## [Required work]
Copy out each line of the data holding "Automatic".
### Supplied material ###
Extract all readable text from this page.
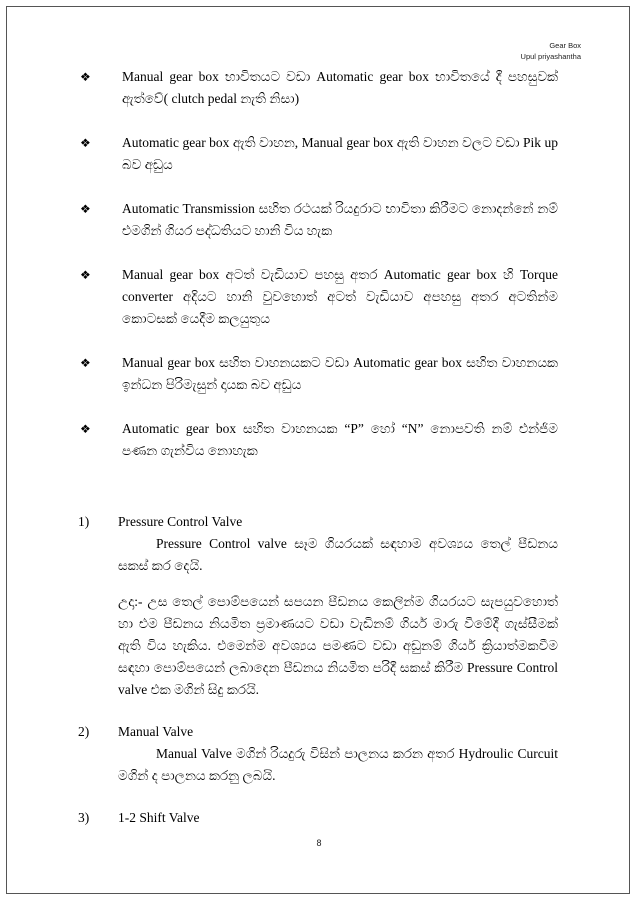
Gear Box
Upul priyashantha
❖	Manual gear box භාවිතයට වඩා Automatic gear box භාවිතයේ දී පහසුවක් ඇත්වේ( clutch pedal නැති නිසා)
❖	Automatic gear box ඇති වාහන, Manual gear box ඇති වාහන වලට වඩා Pik up බව අඩුය
❖	Automatic Transmission සහිත රථයක් රියදුරාට භාවිතා කිරීමට නොදන්නේ නම් එමගින් ගියර පද්ධතියට හානි විය හැක
❖	Manual gear box අටත් වැඩියාව පහසු අතර Automatic gear box හි Torque converter අදියට හානි වුවහොත් අටත් වැඩියාව අපහසු අතර අටතින්ම කොටසක් යෙදීම කලයුතුය
❖	Manual gear box සහිත වාහනයකට වඩා Automatic gear box සහිත වාහනයක ඉන්ධන පිරිමැසුන් දායක බව අඩුය
❖	Automatic gear box සහිත වාහනයක “P” හෝ “N” නොපවති නම් එන්ජිම පණන ගැන්විය නොහැක
1)	Pressure Control Valve
Pressure Control valve සෑම ගියරයක් සඳහාම අවශ්‍යය තෙල් පීඩනය සකස් කර දෙයි.
උදා:- උස තෙල් පොම්පයෙන් සපයන පීඩනය කෙලින්ම ගියරයට සැපයුවහොත් හා එම පීඩනය නියමිත ප්‍රමාණයට වඩා වැඩිනම් ගියර් මාරු වීමේදී ගැස්සීමක් ඇති විය හැකිය. එමෙන්ම අවශ්‍යය පමණට වඩා අඩුනම් ගියර් ක්‍රියාත්මකවීම සඳහා පොම්පයෙන් ලබාදෙන පීඩනය නියමිත පරිදී සකස් කිරීම Pressure Control valve එක මගින් සිදු කරයි.
2)	Manual Valve
Manual Valve මගින් රියදුරු විසින් පාලනය කරන අතර Hydroulic Curcuit මගින් ද පාලනය කරනු ලබයි.
3)	1-2 Shift Valve
8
###
## [The response]
❖	Manual gear box භාවිතයට වඩා Automatic gear box භාවිතයේ දී පහසුවක් ඇත්වේ( clutch pedal නැති නිසා)
❖	Automatic gear box ඇති වාහන, Manual gear box ඇති වාහන වලට වඩා Pik up බව අඩුය
❖	Automatic Transmission සහිත රථයක් රියදුරාට භාවිතා කිරීමට නොදන්නේ නම් එමගින් ගියර පද්ධතියට හානි විය හැක
❖	Manual gear box අටත් වැඩියාව පහසු අතර Automatic gear box හි Torque converter අදියට හානි වුවහොත් අටත් වැඩියාව අපහසු අතර අටතින්ම කොටසක් යෙදීම කලයුතුය
❖	Manual gear box සහිත වාහනයකට වඩා Automatic gear box සහිත වාහනයක ඉන්ධන පිරිමැසුන් දායක බව අඩුය
❖	Automatic gear box සහිත වාහනයක “P” හෝ “N” නොපවති නම් එන්ජිම පණන ගැන්විය නොහැක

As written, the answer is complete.